Images must not appear in your copy; reproduce every other part of the records exactly.

^^^^

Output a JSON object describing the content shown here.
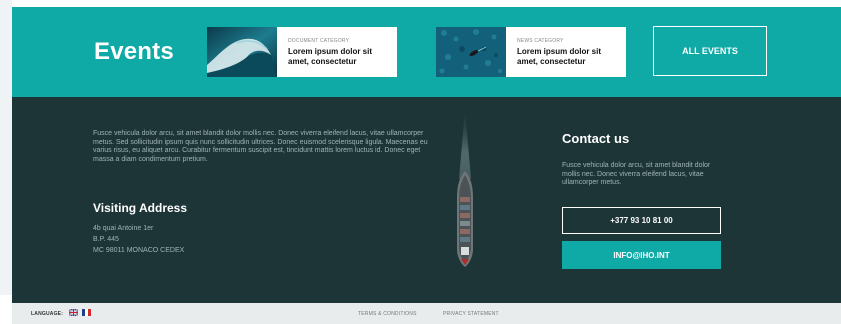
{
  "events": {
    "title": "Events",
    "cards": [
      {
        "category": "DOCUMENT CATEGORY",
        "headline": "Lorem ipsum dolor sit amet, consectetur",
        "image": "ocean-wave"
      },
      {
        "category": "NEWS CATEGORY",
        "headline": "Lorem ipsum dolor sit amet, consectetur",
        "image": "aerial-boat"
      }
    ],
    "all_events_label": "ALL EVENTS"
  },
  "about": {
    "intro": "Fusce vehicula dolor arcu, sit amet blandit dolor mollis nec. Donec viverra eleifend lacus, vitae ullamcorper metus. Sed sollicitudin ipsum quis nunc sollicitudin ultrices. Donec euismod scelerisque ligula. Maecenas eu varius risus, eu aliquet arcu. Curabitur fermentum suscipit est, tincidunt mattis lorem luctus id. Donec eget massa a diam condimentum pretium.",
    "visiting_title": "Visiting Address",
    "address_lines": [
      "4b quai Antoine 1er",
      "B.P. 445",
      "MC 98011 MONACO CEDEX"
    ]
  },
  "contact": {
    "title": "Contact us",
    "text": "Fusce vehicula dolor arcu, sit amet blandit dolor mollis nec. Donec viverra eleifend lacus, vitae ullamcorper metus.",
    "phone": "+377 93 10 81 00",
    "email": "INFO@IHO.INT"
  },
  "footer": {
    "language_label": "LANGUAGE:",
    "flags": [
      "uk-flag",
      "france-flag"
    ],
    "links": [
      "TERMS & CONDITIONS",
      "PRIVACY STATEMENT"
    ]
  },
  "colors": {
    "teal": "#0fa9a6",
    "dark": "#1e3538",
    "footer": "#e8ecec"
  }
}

^^^^

Solution to the problem>
Output a JSON object describing the content shown here.
{
  "events": {
    "title": "Events",
    "cards": [
      {
        "category": "DOCUMENT CATEGORY",
        "headline": "Lorem ipsum dolor sit amet, consectetur",
        "image": "ocean-wave"
      },
      {
        "category": "NEWS CATEGORY",
        "headline": "Lorem ipsum dolor sit amet, consectetur",
        "image": "aerial-boat"
      }
    ],
    "all_events_label": "ALL EVENTS"
  },
  "about": {
    "intro": "Fusce vehicula dolor arcu, sit amet blandit dolor mollis nec. Donec viverra eleifend lacus, vitae ullamcorper metus. Sed sollicitudin ipsum quis nunc sollicitudin ultrices. Donec euismod scelerisque ligula. Maecenas eu varius risus, eu aliquet arcu. Curabitur fermentum suscipit est, tincidunt mattis lorem luctus id. Donec eget massa a diam condimentum pretium.",
    "visiting_title": "Visiting Address",
    "address_lines": [
      "4b quai Antoine 1er",
      "B.P. 445",
      "MC 98011 MONACO CEDEX"
    ]
  },
  "contact": {
    "title": "Contact us",
    "text": "Fusce vehicula dolor arcu, sit amet blandit dolor mollis nec. Donec viverra eleifend lacus, vitae ullamcorper metus.",
    "phone": "+377 93 10 81 00",
    "email": "INFO@IHO.INT"
  },
  "footer": {
    "language_label": "LANGUAGE:",
    "flags": [
      "uk-flag",
      "france-flag"
    ],
    "links": [
      "TERMS & CONDITIONS",
      "PRIVACY STATEMENT"
    ]
  },
  "colors": {
    "teal": "#0fa9a6",
    "dark": "#1e3538",
    "footer": "#e8ecec"
  }
}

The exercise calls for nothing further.